### Source records
####
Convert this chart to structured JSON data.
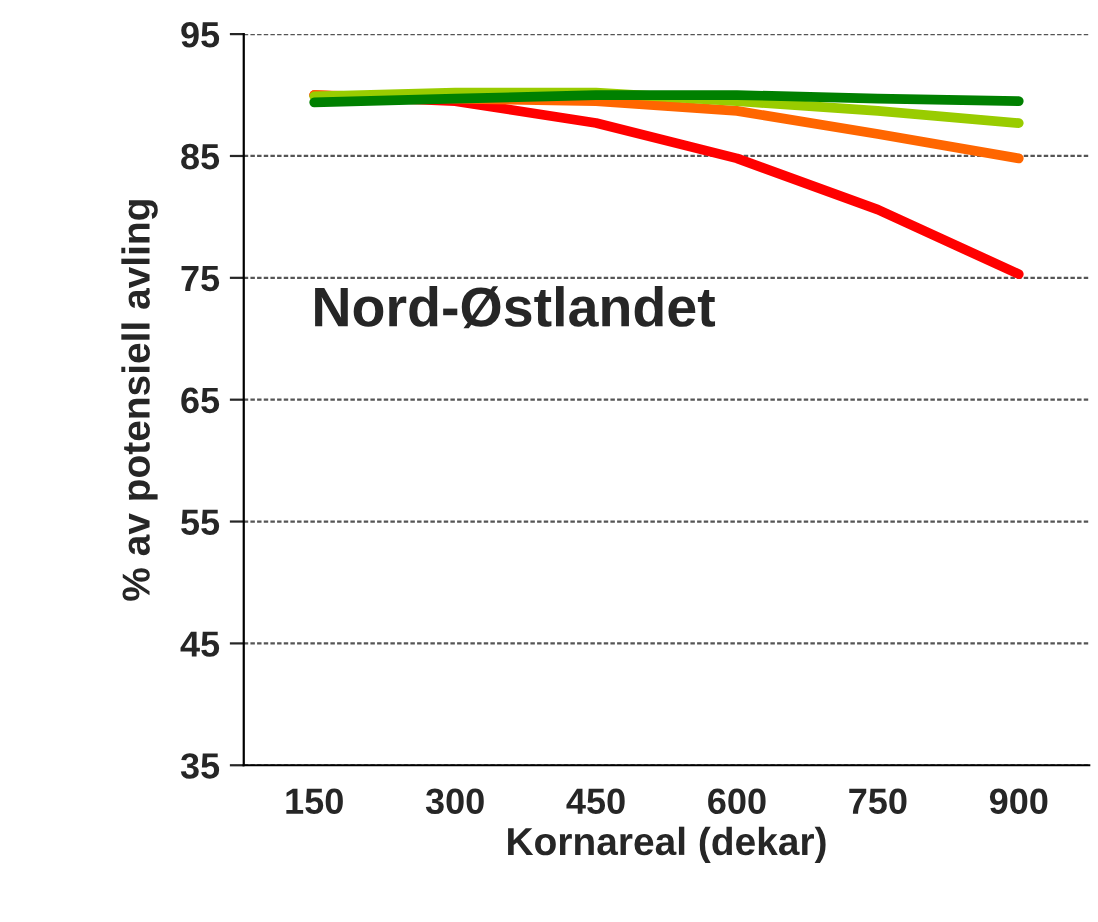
{
  "chart_data": {
    "type": "line",
    "xlabel": "Kornareal (dekar)",
    "ylabel": "% av potensiell avling",
    "categories": [
      "150",
      "300",
      "450",
      "600",
      "750",
      "900"
    ],
    "series": [
      {
        "color": "#ff0000",
        "values": [
          90.0,
          89.5,
          87.7,
          84.8,
          80.6,
          75.3
        ]
      },
      {
        "color": "#ff6600",
        "values": [
          90.0,
          89.7,
          89.5,
          88.7,
          86.8,
          84.8
        ]
      },
      {
        "color": "#99cc00",
        "values": [
          89.9,
          90.2,
          90.2,
          89.5,
          88.7,
          87.7
        ]
      },
      {
        "color": "#008000",
        "values": [
          89.4,
          89.7,
          90.0,
          90.0,
          89.7,
          89.5
        ]
      }
    ],
    "ylim": [
      35,
      95
    ],
    "yticks": [
      35,
      45,
      55,
      65,
      75,
      85,
      95
    ],
    "grid": "y",
    "marker": "none",
    "line_style": "solid",
    "annotations": [
      "Nord-Østlandet"
    ]
  }
}
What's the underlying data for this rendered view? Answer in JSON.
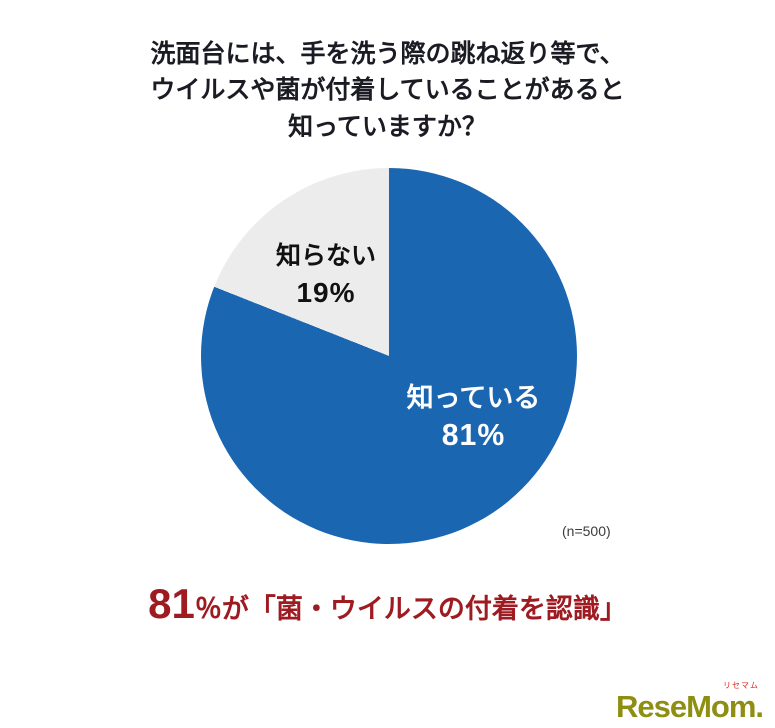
{
  "title": {
    "line1": "洗面台には、手を洗う際の跳ね返り等で、",
    "line2": "ウイルスや菌が付着していることがあると",
    "line3": "知っていますか？"
  },
  "chart_data": {
    "type": "pie",
    "title": "洗面台には、手を洗う際の跳ね返り等で、ウイルスや菌が付着していることがあると知っていますか？",
    "labels": [
      "知っている",
      "知らない"
    ],
    "values": [
      81,
      19
    ],
    "slice_label_values": [
      "81%",
      "19%"
    ],
    "colors": [
      "#1b66b1",
      "#ececec"
    ],
    "start_angle_deg": 0,
    "direction": "clockwise",
    "legend": "none",
    "note": "(n=500)"
  },
  "caption": {
    "big": "81",
    "rest": "％が「菌・ウイルスの付着を認識」"
  },
  "logo": {
    "ruby": "リセマム",
    "text": "ReseMom."
  }
}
####
### What to produce
Tally up the lines in the records that contain the word "洗面台には" and give only the total.

### Answer to the task
2